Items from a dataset
= = =
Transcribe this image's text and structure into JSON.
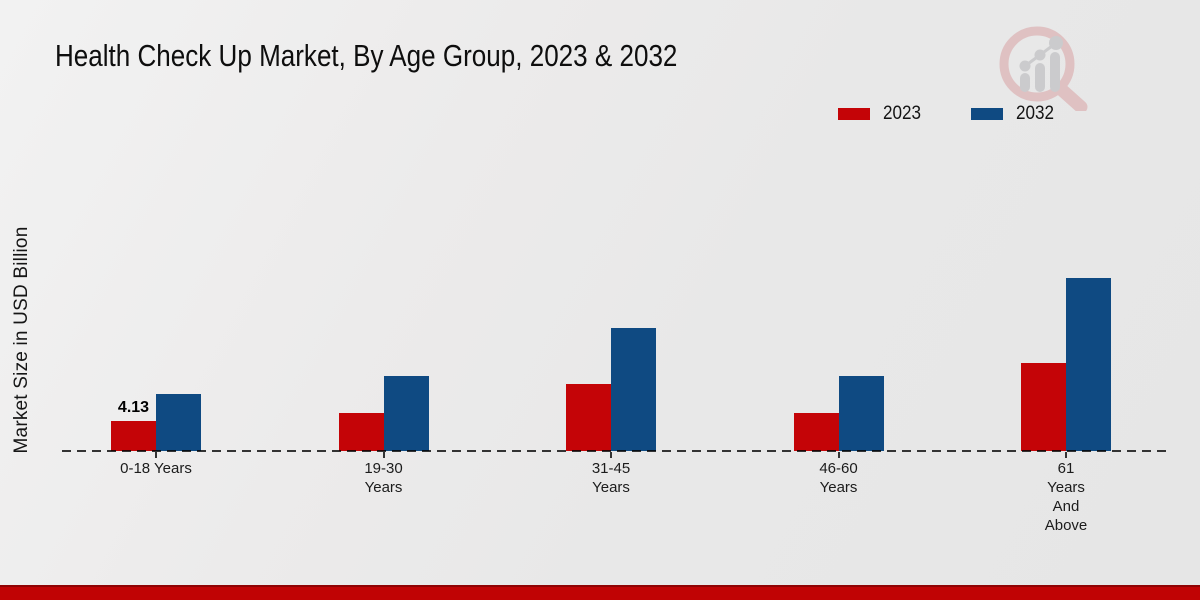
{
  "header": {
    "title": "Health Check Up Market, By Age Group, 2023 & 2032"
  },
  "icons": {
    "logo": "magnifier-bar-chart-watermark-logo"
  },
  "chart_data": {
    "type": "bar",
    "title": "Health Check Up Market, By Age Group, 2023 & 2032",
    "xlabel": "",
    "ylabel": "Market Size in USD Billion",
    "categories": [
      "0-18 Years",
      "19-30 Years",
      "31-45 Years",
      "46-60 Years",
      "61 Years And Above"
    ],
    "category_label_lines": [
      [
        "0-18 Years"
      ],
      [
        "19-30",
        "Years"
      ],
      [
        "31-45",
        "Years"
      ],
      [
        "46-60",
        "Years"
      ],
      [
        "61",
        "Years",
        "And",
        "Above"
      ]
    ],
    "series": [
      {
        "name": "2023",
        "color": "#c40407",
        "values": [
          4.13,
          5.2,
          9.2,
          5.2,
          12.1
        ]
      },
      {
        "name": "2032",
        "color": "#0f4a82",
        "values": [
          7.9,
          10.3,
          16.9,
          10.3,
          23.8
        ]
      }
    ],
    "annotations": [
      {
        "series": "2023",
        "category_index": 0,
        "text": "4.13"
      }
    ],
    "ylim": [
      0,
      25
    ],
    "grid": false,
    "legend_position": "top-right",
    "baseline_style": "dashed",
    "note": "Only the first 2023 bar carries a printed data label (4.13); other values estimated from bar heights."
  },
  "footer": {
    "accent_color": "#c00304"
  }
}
= = =
→ WHAT IS EXPECTED
Copy out all the data without changing anything, and drop the pictures.

→ ANSWER TO THE PROBLEM
Transcribe this image's text and structure into JSON.
{
  "header": {
    "title": "Health Check Up Market, By Age Group, 2023 & 2032"
  },
  "icons": {
    "logo": "magnifier-bar-chart-watermark-logo"
  },
  "chart_data": {
    "type": "bar",
    "title": "Health Check Up Market, By Age Group, 2023 & 2032",
    "xlabel": "",
    "ylabel": "Market Size in USD Billion",
    "categories": [
      "0-18 Years",
      "19-30 Years",
      "31-45 Years",
      "46-60 Years",
      "61 Years And Above"
    ],
    "category_label_lines": [
      [
        "0-18 Years"
      ],
      [
        "19-30",
        "Years"
      ],
      [
        "31-45",
        "Years"
      ],
      [
        "46-60",
        "Years"
      ],
      [
        "61",
        "Years",
        "And",
        "Above"
      ]
    ],
    "series": [
      {
        "name": "2023",
        "color": "#c40407",
        "values": [
          4.13,
          5.2,
          9.2,
          5.2,
          12.1
        ]
      },
      {
        "name": "2032",
        "color": "#0f4a82",
        "values": [
          7.9,
          10.3,
          16.9,
          10.3,
          23.8
        ]
      }
    ],
    "annotations": [
      {
        "series": "2023",
        "category_index": 0,
        "text": "4.13"
      }
    ],
    "ylim": [
      0,
      25
    ],
    "grid": false,
    "legend_position": "top-right",
    "baseline_style": "dashed",
    "note": "Only the first 2023 bar carries a printed data label (4.13); other values estimated from bar heights."
  },
  "footer": {
    "accent_color": "#c00304"
  }
}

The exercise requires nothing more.